■ Entries supplied:
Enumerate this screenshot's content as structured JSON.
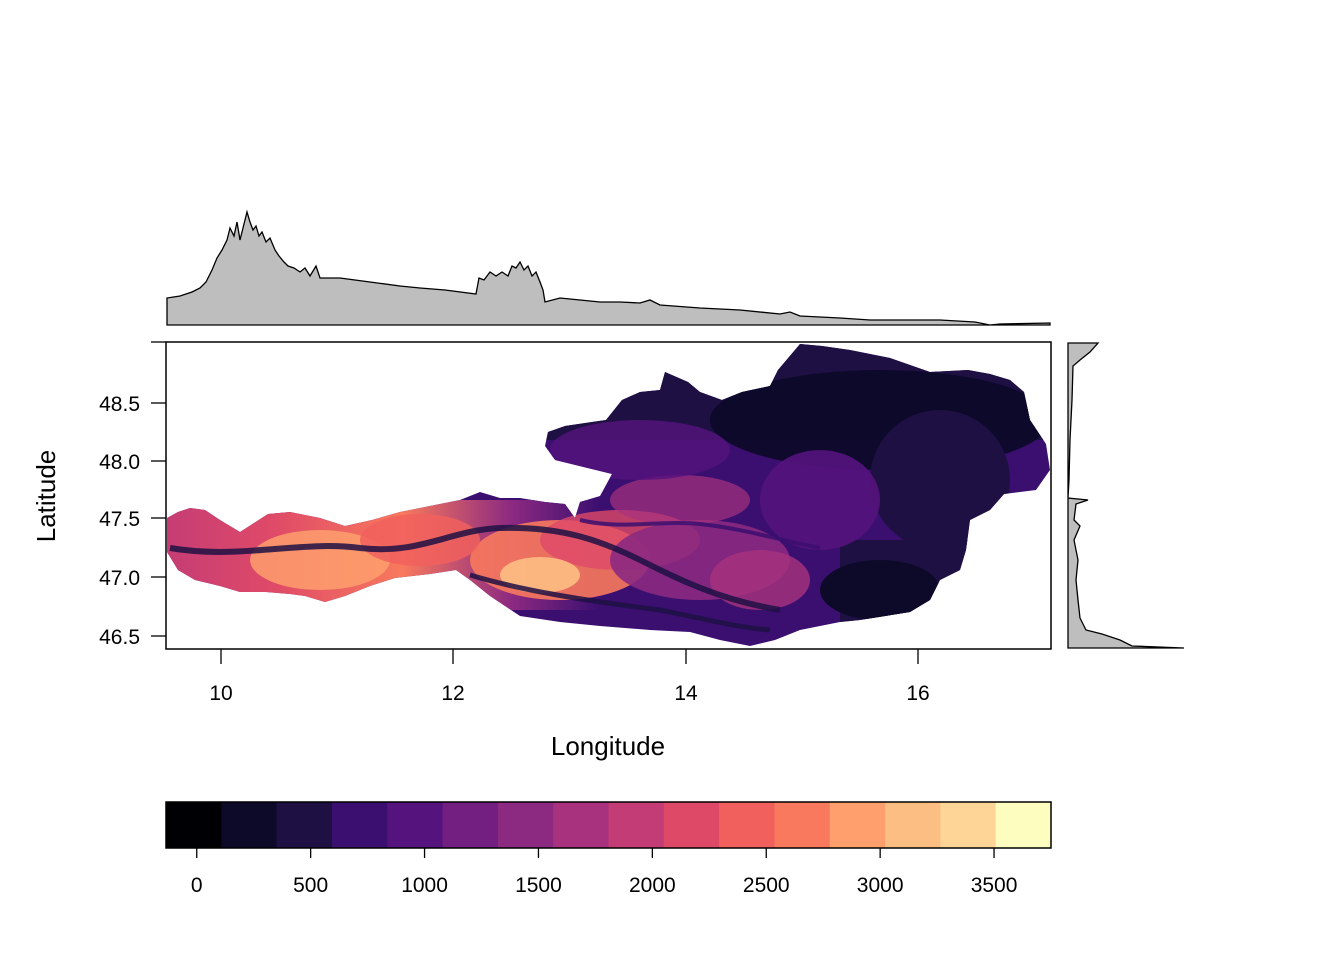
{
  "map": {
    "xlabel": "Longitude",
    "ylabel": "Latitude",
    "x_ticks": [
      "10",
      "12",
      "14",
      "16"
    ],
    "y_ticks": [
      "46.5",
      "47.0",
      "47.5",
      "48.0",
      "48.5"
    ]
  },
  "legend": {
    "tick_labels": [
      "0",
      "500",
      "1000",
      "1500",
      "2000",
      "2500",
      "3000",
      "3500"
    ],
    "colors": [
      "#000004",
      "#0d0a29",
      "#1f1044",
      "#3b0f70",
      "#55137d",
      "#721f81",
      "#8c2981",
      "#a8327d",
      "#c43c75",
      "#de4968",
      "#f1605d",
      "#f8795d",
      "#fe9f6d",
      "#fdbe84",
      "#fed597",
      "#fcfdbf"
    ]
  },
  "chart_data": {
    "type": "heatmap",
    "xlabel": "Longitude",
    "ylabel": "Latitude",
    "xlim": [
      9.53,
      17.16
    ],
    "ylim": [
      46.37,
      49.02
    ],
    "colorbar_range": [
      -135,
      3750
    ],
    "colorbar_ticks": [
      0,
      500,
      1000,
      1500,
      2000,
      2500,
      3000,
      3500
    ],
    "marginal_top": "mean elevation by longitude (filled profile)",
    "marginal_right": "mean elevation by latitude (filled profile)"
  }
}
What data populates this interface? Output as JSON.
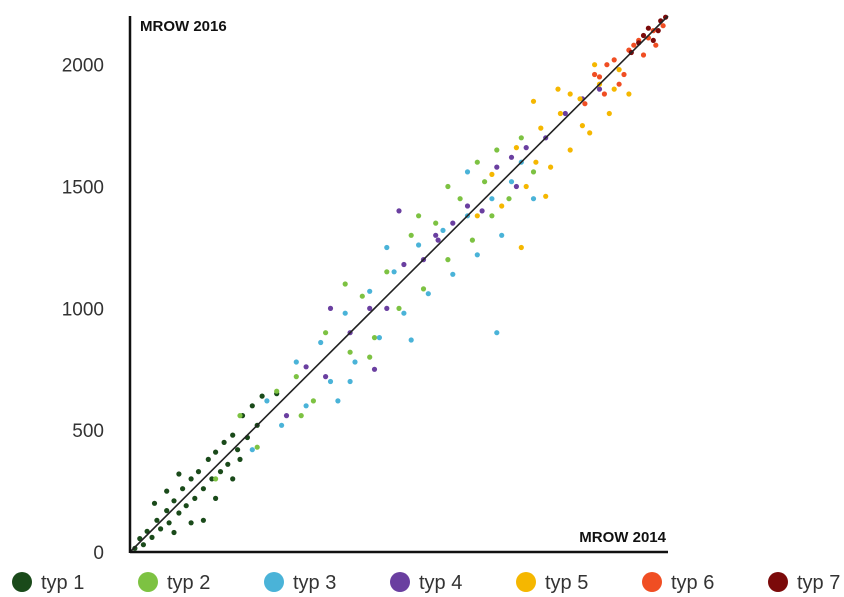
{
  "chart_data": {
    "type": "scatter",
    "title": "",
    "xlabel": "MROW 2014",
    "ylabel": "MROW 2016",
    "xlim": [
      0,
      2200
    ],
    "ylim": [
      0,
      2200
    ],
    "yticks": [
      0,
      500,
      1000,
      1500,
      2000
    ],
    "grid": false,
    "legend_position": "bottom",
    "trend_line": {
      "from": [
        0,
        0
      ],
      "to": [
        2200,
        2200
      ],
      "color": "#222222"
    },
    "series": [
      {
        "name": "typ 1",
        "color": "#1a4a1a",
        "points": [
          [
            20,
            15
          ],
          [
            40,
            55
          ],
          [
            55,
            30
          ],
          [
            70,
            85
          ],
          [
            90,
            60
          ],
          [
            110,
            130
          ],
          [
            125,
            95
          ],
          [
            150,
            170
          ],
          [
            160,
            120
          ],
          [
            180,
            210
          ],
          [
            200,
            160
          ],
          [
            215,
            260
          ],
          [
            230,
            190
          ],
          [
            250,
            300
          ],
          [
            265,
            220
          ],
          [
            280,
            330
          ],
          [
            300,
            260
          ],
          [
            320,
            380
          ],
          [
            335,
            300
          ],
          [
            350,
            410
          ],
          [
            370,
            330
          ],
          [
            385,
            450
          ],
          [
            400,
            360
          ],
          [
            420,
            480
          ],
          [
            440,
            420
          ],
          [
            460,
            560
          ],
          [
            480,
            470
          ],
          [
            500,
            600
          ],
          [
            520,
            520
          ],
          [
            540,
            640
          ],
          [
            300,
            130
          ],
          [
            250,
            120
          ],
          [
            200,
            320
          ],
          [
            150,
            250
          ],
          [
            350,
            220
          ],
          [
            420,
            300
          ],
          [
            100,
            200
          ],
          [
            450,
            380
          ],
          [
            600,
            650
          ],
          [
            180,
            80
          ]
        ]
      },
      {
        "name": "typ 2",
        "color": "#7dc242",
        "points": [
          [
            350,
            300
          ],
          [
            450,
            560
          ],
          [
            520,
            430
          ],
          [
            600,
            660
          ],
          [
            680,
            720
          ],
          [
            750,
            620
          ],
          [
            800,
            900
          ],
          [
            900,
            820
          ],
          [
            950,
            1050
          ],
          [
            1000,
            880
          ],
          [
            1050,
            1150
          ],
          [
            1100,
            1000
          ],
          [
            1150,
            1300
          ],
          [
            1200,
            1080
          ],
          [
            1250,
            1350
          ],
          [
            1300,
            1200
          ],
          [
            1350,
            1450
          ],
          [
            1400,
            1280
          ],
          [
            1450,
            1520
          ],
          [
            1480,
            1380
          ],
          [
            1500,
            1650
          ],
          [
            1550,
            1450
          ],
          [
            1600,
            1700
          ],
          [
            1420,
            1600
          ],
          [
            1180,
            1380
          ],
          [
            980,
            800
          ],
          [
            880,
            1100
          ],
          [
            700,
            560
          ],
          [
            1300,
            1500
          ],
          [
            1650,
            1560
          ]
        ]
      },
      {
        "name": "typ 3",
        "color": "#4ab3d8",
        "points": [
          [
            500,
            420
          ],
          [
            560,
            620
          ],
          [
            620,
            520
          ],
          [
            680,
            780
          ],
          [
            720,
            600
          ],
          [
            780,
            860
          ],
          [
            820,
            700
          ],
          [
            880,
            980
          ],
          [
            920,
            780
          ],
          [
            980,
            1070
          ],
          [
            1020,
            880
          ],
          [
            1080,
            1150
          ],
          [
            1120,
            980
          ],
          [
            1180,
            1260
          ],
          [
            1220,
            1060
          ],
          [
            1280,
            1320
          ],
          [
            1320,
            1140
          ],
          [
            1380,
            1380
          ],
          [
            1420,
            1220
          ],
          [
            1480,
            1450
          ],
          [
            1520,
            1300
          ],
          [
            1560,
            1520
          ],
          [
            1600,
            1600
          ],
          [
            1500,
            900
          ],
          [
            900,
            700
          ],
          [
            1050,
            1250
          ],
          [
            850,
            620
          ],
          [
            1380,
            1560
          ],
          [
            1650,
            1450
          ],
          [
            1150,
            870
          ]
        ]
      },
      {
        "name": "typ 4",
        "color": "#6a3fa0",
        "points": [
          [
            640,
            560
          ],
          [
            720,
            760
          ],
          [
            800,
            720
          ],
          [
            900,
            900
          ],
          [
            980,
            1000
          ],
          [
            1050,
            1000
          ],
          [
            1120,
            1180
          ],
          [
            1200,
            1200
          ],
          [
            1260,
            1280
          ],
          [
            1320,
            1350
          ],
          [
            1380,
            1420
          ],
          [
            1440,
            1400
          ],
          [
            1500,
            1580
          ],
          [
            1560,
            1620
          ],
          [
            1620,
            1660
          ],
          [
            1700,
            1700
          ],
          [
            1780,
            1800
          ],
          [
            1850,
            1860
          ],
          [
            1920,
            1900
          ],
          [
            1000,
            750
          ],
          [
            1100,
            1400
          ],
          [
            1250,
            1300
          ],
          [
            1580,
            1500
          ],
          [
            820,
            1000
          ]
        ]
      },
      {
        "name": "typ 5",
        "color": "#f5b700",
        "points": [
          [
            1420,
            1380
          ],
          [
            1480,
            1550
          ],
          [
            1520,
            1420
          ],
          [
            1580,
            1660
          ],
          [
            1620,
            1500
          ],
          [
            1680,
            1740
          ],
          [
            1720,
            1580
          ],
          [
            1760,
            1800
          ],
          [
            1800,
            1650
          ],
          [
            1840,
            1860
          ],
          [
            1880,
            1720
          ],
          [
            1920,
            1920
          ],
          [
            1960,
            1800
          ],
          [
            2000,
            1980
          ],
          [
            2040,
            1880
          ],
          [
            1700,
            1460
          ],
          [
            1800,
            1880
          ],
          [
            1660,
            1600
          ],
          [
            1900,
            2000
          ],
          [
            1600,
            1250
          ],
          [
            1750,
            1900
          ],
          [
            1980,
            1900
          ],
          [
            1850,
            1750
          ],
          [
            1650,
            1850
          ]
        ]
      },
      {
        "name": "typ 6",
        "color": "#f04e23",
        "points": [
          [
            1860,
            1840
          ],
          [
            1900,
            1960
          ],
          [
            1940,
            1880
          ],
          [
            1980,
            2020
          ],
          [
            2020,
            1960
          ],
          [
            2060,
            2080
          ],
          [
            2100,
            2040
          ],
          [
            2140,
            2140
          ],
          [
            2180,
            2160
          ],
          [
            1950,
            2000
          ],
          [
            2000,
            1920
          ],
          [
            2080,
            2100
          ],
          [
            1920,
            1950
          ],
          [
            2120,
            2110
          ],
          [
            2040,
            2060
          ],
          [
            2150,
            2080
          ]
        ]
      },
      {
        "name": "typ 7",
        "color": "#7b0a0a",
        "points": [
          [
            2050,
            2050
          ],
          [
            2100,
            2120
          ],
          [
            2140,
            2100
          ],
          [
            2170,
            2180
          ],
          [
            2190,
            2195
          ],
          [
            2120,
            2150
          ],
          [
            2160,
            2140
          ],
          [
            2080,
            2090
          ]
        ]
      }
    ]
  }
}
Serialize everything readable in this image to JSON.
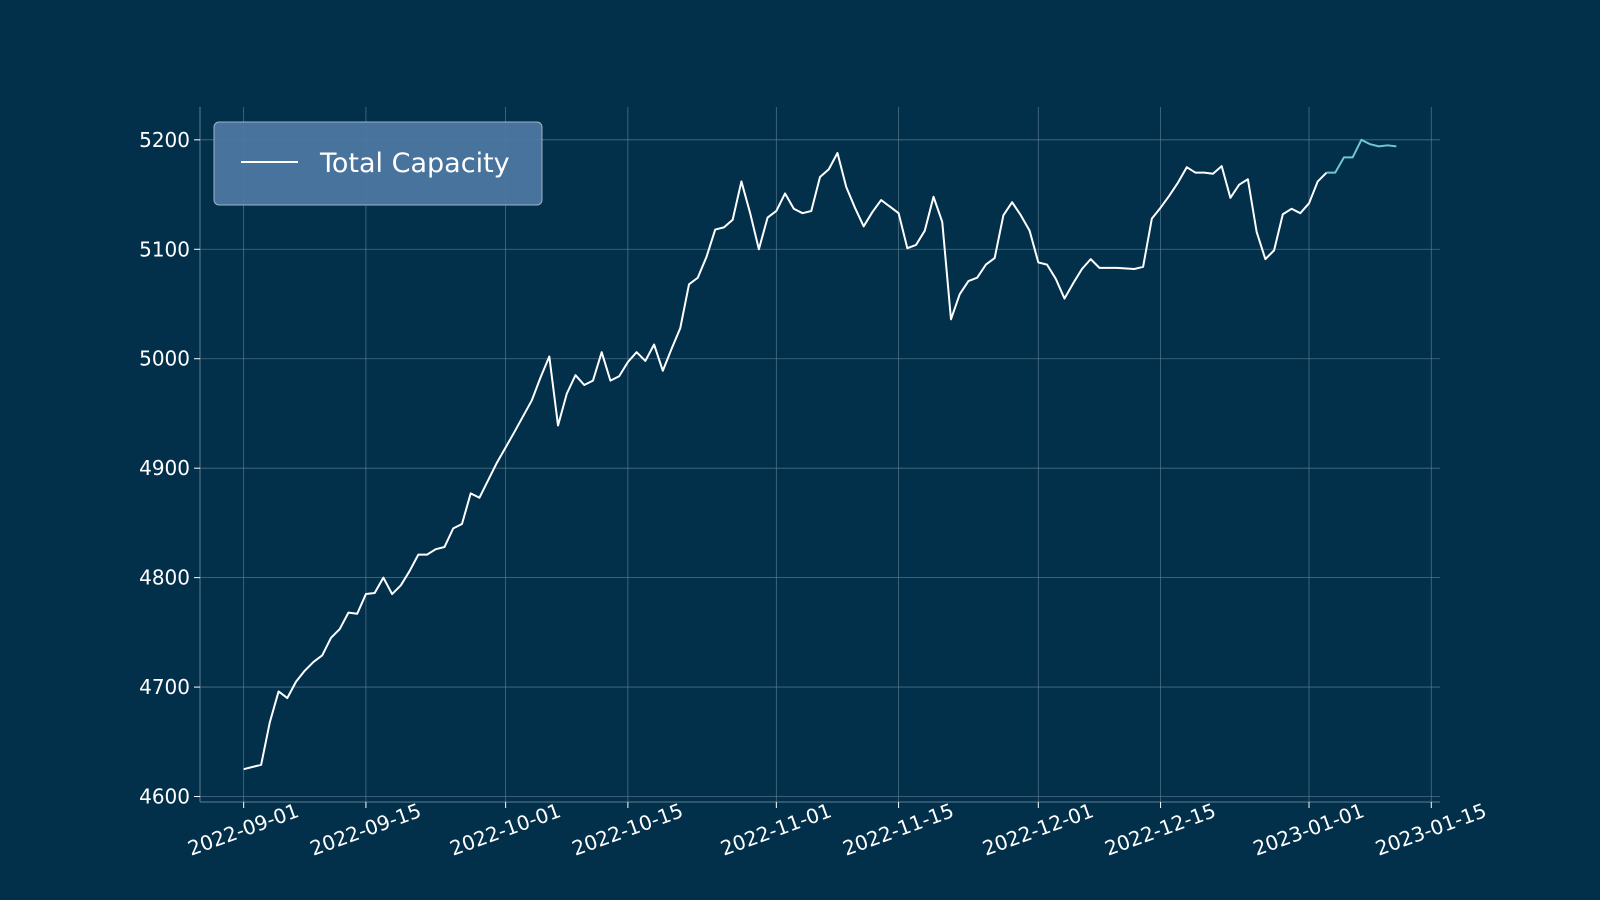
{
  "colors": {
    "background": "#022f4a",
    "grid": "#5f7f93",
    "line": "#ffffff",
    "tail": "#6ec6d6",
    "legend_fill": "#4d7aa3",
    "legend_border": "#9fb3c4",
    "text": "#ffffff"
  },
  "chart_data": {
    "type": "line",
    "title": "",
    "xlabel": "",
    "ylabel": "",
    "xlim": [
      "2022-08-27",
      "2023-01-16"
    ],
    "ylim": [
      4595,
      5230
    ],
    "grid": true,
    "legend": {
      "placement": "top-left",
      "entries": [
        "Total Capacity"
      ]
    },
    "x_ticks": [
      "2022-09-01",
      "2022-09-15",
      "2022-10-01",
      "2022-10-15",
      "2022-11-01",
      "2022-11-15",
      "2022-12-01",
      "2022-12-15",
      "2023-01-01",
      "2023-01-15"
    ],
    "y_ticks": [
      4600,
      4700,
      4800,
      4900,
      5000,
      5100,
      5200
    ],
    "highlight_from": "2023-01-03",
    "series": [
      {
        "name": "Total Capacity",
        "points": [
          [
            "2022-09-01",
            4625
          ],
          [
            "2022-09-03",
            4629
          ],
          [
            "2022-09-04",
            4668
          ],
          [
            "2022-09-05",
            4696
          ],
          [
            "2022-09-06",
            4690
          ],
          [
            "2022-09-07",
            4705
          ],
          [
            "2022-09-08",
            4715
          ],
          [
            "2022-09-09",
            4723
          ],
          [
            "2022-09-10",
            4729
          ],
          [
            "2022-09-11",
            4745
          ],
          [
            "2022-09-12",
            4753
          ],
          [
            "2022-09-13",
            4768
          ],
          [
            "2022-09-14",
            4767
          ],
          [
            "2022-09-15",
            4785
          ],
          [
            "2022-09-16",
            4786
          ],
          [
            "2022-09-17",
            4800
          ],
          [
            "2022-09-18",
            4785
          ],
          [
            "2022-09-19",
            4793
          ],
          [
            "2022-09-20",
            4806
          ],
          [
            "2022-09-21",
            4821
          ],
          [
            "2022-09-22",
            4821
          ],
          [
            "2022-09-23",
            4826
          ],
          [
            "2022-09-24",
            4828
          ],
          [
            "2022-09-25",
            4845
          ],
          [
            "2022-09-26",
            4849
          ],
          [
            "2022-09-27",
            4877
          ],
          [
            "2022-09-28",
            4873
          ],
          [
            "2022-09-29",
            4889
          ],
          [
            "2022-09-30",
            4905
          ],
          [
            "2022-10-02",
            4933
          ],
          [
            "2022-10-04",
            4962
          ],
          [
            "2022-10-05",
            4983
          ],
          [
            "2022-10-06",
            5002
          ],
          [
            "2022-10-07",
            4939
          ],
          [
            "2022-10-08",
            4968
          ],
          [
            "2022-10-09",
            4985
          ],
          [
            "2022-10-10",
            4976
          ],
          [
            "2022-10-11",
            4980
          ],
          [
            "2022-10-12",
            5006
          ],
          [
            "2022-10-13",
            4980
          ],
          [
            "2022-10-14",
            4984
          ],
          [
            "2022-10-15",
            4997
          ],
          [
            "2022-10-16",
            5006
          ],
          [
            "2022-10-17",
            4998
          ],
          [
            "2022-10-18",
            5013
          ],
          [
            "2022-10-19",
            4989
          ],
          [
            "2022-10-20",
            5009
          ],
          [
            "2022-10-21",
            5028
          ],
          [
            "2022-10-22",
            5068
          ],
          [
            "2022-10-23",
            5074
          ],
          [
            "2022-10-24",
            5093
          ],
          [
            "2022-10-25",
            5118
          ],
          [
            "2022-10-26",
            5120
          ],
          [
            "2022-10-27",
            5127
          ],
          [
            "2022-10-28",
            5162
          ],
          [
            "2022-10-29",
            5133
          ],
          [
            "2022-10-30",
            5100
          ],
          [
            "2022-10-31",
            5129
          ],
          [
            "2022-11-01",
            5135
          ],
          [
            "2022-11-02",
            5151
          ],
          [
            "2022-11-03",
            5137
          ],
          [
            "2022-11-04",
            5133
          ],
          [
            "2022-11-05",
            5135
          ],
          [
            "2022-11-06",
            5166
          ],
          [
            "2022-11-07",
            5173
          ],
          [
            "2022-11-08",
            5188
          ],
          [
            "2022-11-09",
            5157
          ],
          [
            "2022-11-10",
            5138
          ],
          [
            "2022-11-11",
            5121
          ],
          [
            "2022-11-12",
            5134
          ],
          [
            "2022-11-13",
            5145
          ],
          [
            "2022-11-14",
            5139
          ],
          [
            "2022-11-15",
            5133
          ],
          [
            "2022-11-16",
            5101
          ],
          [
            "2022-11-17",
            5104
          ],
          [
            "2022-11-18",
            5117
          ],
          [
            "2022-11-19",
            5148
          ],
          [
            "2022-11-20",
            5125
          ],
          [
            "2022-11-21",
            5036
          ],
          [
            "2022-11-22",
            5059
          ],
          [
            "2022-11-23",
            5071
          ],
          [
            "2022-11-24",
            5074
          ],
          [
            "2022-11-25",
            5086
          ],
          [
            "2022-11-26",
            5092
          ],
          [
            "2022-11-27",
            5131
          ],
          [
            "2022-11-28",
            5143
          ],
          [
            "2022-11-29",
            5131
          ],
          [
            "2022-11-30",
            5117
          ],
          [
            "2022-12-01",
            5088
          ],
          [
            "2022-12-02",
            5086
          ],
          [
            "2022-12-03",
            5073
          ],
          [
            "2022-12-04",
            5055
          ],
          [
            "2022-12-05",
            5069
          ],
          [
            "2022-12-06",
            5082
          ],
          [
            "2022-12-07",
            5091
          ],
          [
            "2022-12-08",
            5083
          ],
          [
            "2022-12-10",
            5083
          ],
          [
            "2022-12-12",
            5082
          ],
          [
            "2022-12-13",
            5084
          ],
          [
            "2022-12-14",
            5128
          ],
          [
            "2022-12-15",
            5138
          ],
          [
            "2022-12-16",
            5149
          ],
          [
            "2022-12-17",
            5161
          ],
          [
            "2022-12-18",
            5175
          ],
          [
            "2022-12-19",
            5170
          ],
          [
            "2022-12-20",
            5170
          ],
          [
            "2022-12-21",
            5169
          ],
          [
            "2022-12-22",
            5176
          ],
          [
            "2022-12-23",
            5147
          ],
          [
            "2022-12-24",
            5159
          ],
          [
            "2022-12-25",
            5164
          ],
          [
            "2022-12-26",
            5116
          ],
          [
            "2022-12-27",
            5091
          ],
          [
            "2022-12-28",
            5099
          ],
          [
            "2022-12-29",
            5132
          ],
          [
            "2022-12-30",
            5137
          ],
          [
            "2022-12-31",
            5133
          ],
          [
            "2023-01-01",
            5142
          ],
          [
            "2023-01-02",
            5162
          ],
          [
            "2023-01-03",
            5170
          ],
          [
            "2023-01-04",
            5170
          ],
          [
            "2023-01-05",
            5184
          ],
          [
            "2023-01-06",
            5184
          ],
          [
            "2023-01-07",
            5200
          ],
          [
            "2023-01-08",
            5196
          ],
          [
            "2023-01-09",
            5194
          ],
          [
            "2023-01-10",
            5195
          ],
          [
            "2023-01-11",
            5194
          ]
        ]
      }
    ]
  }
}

■ Requirement:
State how many lines above include the word "ylabel", and nothing more.

■ Written answer:
4